▸ **Given task**
Write out every entry exactly as given, but omit the pictures.

Figure data in JSON
::::
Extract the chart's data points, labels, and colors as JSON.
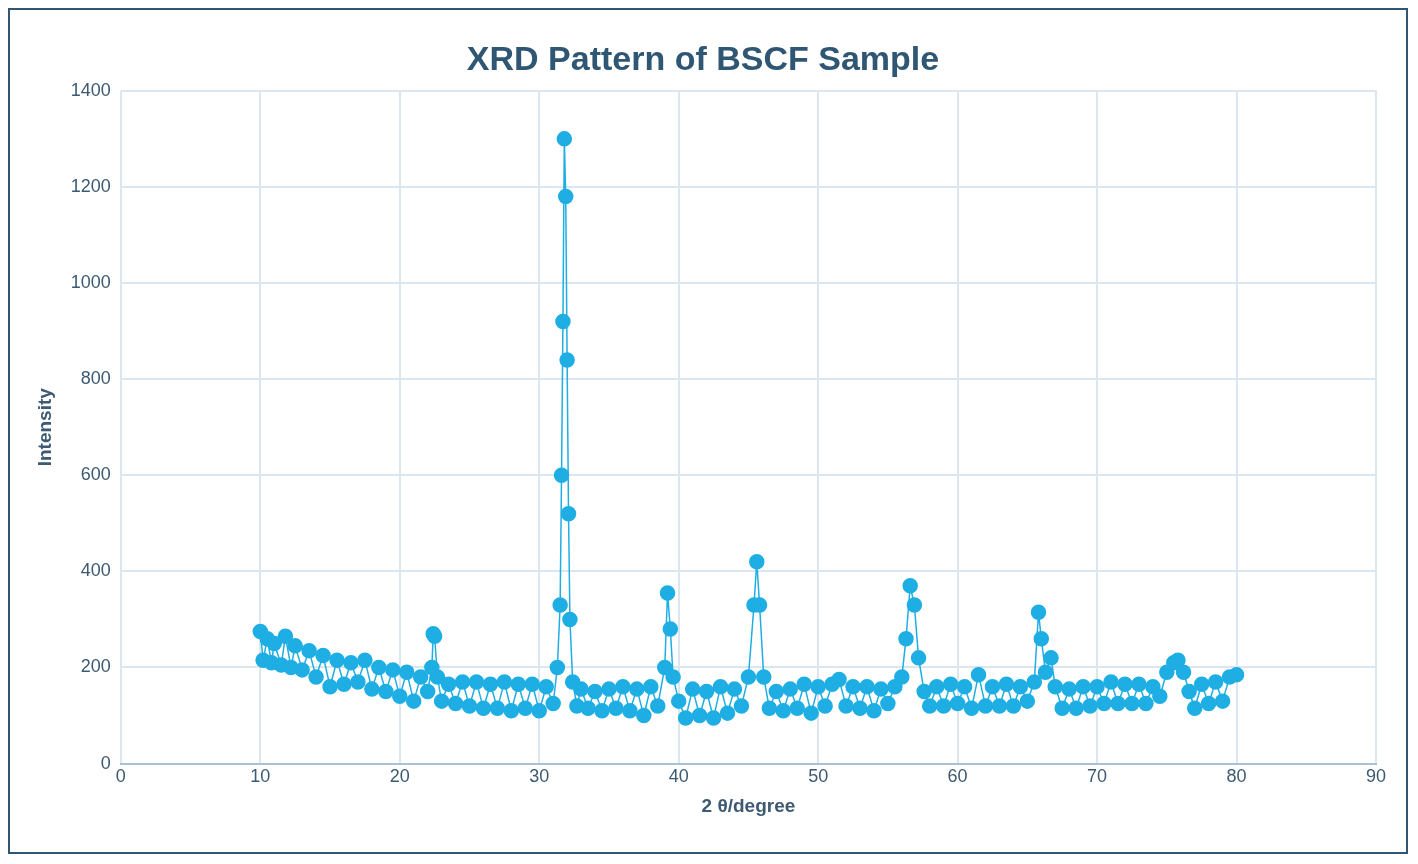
{
  "chart_data": {
    "type": "line",
    "title": "XRD Pattern of BSCF Sample",
    "xlabel": "2 θ/degree",
    "ylabel": "Intensity",
    "xlim": [
      0,
      90
    ],
    "xticks": [
      0,
      10,
      20,
      30,
      40,
      50,
      60,
      70,
      80,
      90
    ],
    "ylim": [
      0,
      1400
    ],
    "yticks": [
      0,
      200,
      400,
      600,
      800,
      1000,
      1200,
      1400
    ],
    "grid": true,
    "legend": false,
    "marker": "circle",
    "line_style": "solid",
    "x": [
      10,
      10.2,
      10.5,
      10.8,
      11,
      11.5,
      11.8,
      12.2,
      12.5,
      13,
      13.5,
      14,
      14.5,
      15,
      15.5,
      16,
      16.5,
      17,
      17.5,
      18,
      18.5,
      19,
      19.5,
      20,
      20.5,
      21,
      21.5,
      22,
      22.3,
      22.4,
      22.5,
      22.7,
      23,
      23.5,
      24,
      24.5,
      25,
      25.5,
      26,
      26.5,
      27,
      27.5,
      28,
      28.5,
      29,
      29.5,
      30,
      30.5,
      31,
      31.3,
      31.5,
      31.6,
      31.7,
      31.8,
      31.9,
      32,
      32.1,
      32.2,
      32.4,
      32.7,
      33,
      33.5,
      34,
      34.5,
      35,
      35.5,
      36,
      36.5,
      37,
      37.5,
      38,
      38.5,
      39,
      39.2,
      39.4,
      39.6,
      40,
      40.5,
      41,
      41.5,
      42,
      42.5,
      43,
      43.5,
      44,
      44.5,
      45,
      45.4,
      45.6,
      45.8,
      46.1,
      46.5,
      47,
      47.5,
      48,
      48.5,
      49,
      49.5,
      50,
      50.5,
      51,
      51.5,
      52,
      52.5,
      53,
      53.5,
      54,
      54.5,
      55,
      55.5,
      56,
      56.3,
      56.6,
      56.9,
      57.2,
      57.6,
      58,
      58.5,
      59,
      59.5,
      60,
      60.5,
      61,
      61.5,
      62,
      62.5,
      63,
      63.5,
      64,
      64.5,
      65,
      65.5,
      65.8,
      66,
      66.3,
      66.7,
      67,
      67.5,
      68,
      68.5,
      69,
      69.5,
      70,
      70.5,
      71,
      71.5,
      72,
      72.5,
      73,
      73.5,
      74,
      74.5,
      75,
      75.5,
      75.8,
      76.2,
      76.6,
      77,
      77.5,
      78,
      78.5,
      79,
      79.5,
      80
    ],
    "series": [
      {
        "color": "#1eaee4",
        "values": [
          275,
          215,
          260,
          210,
          250,
          205,
          265,
          200,
          245,
          195,
          235,
          180,
          225,
          160,
          215,
          165,
          210,
          170,
          215,
          155,
          200,
          150,
          195,
          140,
          190,
          130,
          180,
          150,
          200,
          270,
          265,
          180,
          130,
          165,
          125,
          170,
          120,
          170,
          115,
          165,
          115,
          170,
          110,
          165,
          115,
          165,
          110,
          160,
          125,
          200,
          330,
          600,
          920,
          1300,
          1180,
          840,
          520,
          300,
          170,
          120,
          155,
          115,
          150,
          110,
          155,
          115,
          160,
          110,
          155,
          100,
          160,
          120,
          200,
          355,
          280,
          180,
          130,
          95,
          155,
          100,
          150,
          95,
          160,
          105,
          155,
          120,
          180,
          330,
          420,
          330,
          180,
          115,
          150,
          110,
          155,
          115,
          165,
          105,
          160,
          120,
          165,
          175,
          120,
          160,
          115,
          160,
          110,
          155,
          125,
          160,
          180,
          260,
          370,
          330,
          220,
          150,
          120,
          160,
          120,
          165,
          125,
          160,
          115,
          185,
          120,
          160,
          120,
          165,
          120,
          160,
          130,
          170,
          315,
          260,
          190,
          220,
          160,
          115,
          155,
          115,
          160,
          120,
          160,
          125,
          170,
          125,
          165,
          125,
          165,
          125,
          160,
          140,
          190,
          210,
          215,
          190,
          150,
          115,
          165,
          125,
          170,
          130,
          180,
          185
        ]
      }
    ]
  }
}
::::
▸ **Answer to this exercise**
Extract the chart's data points, labels, and colors as JSON.
{
  "chart_data": {
    "type": "line",
    "title": "XRD Pattern of BSCF Sample",
    "xlabel": "2 θ/degree",
    "ylabel": "Intensity",
    "xlim": [
      0,
      90
    ],
    "xticks": [
      0,
      10,
      20,
      30,
      40,
      50,
      60,
      70,
      80,
      90
    ],
    "ylim": [
      0,
      1400
    ],
    "yticks": [
      0,
      200,
      400,
      600,
      800,
      1000,
      1200,
      1400
    ],
    "grid": true,
    "legend": false,
    "marker": "circle",
    "line_style": "solid",
    "x": [
      10,
      10.2,
      10.5,
      10.8,
      11,
      11.5,
      11.8,
      12.2,
      12.5,
      13,
      13.5,
      14,
      14.5,
      15,
      15.5,
      16,
      16.5,
      17,
      17.5,
      18,
      18.5,
      19,
      19.5,
      20,
      20.5,
      21,
      21.5,
      22,
      22.3,
      22.4,
      22.5,
      22.7,
      23,
      23.5,
      24,
      24.5,
      25,
      25.5,
      26,
      26.5,
      27,
      27.5,
      28,
      28.5,
      29,
      29.5,
      30,
      30.5,
      31,
      31.3,
      31.5,
      31.6,
      31.7,
      31.8,
      31.9,
      32,
      32.1,
      32.2,
      32.4,
      32.7,
      33,
      33.5,
      34,
      34.5,
      35,
      35.5,
      36,
      36.5,
      37,
      37.5,
      38,
      38.5,
      39,
      39.2,
      39.4,
      39.6,
      40,
      40.5,
      41,
      41.5,
      42,
      42.5,
      43,
      43.5,
      44,
      44.5,
      45,
      45.4,
      45.6,
      45.8,
      46.1,
      46.5,
      47,
      47.5,
      48,
      48.5,
      49,
      49.5,
      50,
      50.5,
      51,
      51.5,
      52,
      52.5,
      53,
      53.5,
      54,
      54.5,
      55,
      55.5,
      56,
      56.3,
      56.6,
      56.9,
      57.2,
      57.6,
      58,
      58.5,
      59,
      59.5,
      60,
      60.5,
      61,
      61.5,
      62,
      62.5,
      63,
      63.5,
      64,
      64.5,
      65,
      65.5,
      65.8,
      66,
      66.3,
      66.7,
      67,
      67.5,
      68,
      68.5,
      69,
      69.5,
      70,
      70.5,
      71,
      71.5,
      72,
      72.5,
      73,
      73.5,
      74,
      74.5,
      75,
      75.5,
      75.8,
      76.2,
      76.6,
      77,
      77.5,
      78,
      78.5,
      79,
      79.5,
      80
    ],
    "series": [
      {
        "color": "#1eaee4",
        "values": [
          275,
          215,
          260,
          210,
          250,
          205,
          265,
          200,
          245,
          195,
          235,
          180,
          225,
          160,
          215,
          165,
          210,
          170,
          215,
          155,
          200,
          150,
          195,
          140,
          190,
          130,
          180,
          150,
          200,
          270,
          265,
          180,
          130,
          165,
          125,
          170,
          120,
          170,
          115,
          165,
          115,
          170,
          110,
          165,
          115,
          165,
          110,
          160,
          125,
          200,
          330,
          600,
          920,
          1300,
          1180,
          840,
          520,
          300,
          170,
          120,
          155,
          115,
          150,
          110,
          155,
          115,
          160,
          110,
          155,
          100,
          160,
          120,
          200,
          355,
          280,
          180,
          130,
          95,
          155,
          100,
          150,
          95,
          160,
          105,
          155,
          120,
          180,
          330,
          420,
          330,
          180,
          115,
          150,
          110,
          155,
          115,
          165,
          105,
          160,
          120,
          165,
          175,
          120,
          160,
          115,
          160,
          110,
          155,
          125,
          160,
          180,
          260,
          370,
          330,
          220,
          150,
          120,
          160,
          120,
          165,
          125,
          160,
          115,
          185,
          120,
          160,
          120,
          165,
          120,
          160,
          130,
          170,
          315,
          260,
          190,
          220,
          160,
          115,
          155,
          115,
          160,
          120,
          160,
          125,
          170,
          125,
          165,
          125,
          165,
          125,
          160,
          140,
          190,
          210,
          215,
          190,
          150,
          115,
          165,
          125,
          170,
          130,
          180,
          185
        ]
      }
    ]
  }
}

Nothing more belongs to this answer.